### Data entries

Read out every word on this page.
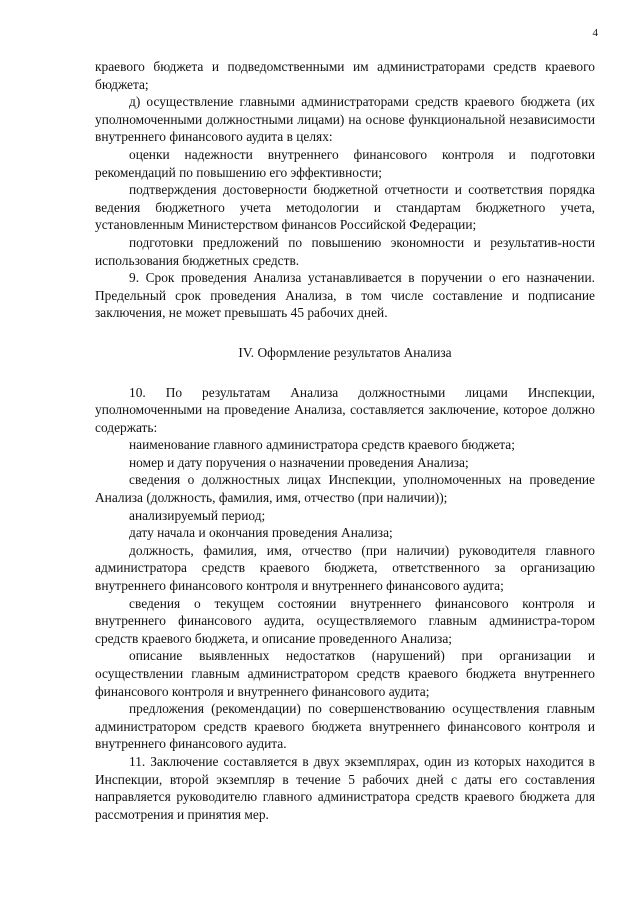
4

краевого бюджета и подведомственными им администраторами средств краевого бюджета;

д) осуществление главными администраторами средств краевого бюджета (их уполномоченными должностными лицами) на основе функциональной независимости внутреннего финансового аудита в целях:

оценки надежности внутреннего финансового контроля и подготовки рекомендаций по повышению его эффективности;

подтверждения достоверности бюджетной отчетности и соответствия порядка ведения бюджетного учета методологии и стандартам бюджетного учета, установленным Министерством финансов Российской Федерации;

подготовки предложений по повышению экономности и результатив-ности использования бюджетных средств.

9. Срок проведения Анализа устанавливается в поручении о его назначении. Предельный срок проведения Анализа, в том числе составление и подписание заключения, не может превышать 45 рабочих дней.

IV. Оформление результатов Анализа

10. По результатам Анализа должностными лицами Инспекции, уполномоченными на проведение Анализа, составляется заключение, которое должно содержать:

наименование главного администратора средств краевого бюджета;

номер и дату поручения о назначении проведения Анализа;

сведения о должностных лицах Инспекции, уполномоченных на проведение Анализа (должность, фамилия, имя, отчество (при наличии));

анализируемый период;

дату начала и окончания проведения Анализа;

должность, фамилия, имя, отчество (при наличии) руководителя главного администратора средств краевого бюджета, ответственного за организацию внутреннего финансового контроля и внутреннего финансового аудита;

сведения о текущем состоянии внутреннего финансового контроля и внутреннего финансового аудита, осуществляемого главным администра-тором средств краевого бюджета, и описание проведенного Анализа;

описание выявленных недостатков (нарушений) при организации и осуществлении главным администратором средств краевого бюджета внутреннего финансового контроля и внутреннего финансового аудита;

предложения (рекомендации) по совершенствованию осуществления главным администратором средств краевого бюджета внутреннего финансового контроля и внутреннего финансового аудита.

11. Заключение составляется в двух экземплярах, один из которых находится в Инспекции, второй экземпляр в течение 5 рабочих дней с даты его составления направляется руководителю главного администратора средств краевого бюджета для рассмотрения и принятия мер.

######

Problem to solve
Give the data again exactly as written, with all pictures left out.

Task output
Read out every word on this page.
4

краевого бюджета и подведомственными им администраторами средств краевого бюджета;

д) осуществление главными администраторами средств краевого бюджета (их уполномоченными должностными лицами) на основе функциональной независимости внутреннего финансового аудита в целях:

оценки надежности внутреннего финансового контроля и подготовки рекомендаций по повышению его эффективности;

подтверждения достоверности бюджетной отчетности и соответствия порядка ведения бюджетного учета методологии и стандартам бюджетного учета, установленным Министерством финансов Российской Федерации;

подготовки предложений по повышению экономности и результатив-ности использования бюджетных средств.

9. Срок проведения Анализа устанавливается в поручении о его назначении. Предельный срок проведения Анализа, в том числе составление и подписание заключения, не может превышать 45 рабочих дней.

IV. Оформление результатов Анализа

10. По результатам Анализа должностными лицами Инспекции, уполномоченными на проведение Анализа, составляется заключение, которое должно содержать:

наименование главного администратора средств краевого бюджета;

номер и дату поручения о назначении проведения Анализа;

сведения о должностных лицах Инспекции, уполномоченных на проведение Анализа (должность, фамилия, имя, отчество (при наличии));

анализируемый период;

дату начала и окончания проведения Анализа;

должность, фамилия, имя, отчество (при наличии) руководителя главного администратора средств краевого бюджета, ответственного за организацию внутреннего финансового контроля и внутреннего финансового аудита;

сведения о текущем состоянии внутреннего финансового контроля и внутреннего финансового аудита, осуществляемого главным администра-тором средств краевого бюджета, и описание проведенного Анализа;

описание выявленных недостатков (нарушений) при организации и осуществлении главным администратором средств краевого бюджета внутреннего финансового контроля и внутреннего финансового аудита;

предложения (рекомендации) по совершенствованию осуществления главным администратором средств краевого бюджета внутреннего финансового контроля и внутреннего финансового аудита.

11. Заключение составляется в двух экземплярах, один из которых находится в Инспекции, второй экземпляр в течение 5 рабочих дней с даты его составления направляется руководителю главного администратора средств краевого бюджета для рассмотрения и принятия мер.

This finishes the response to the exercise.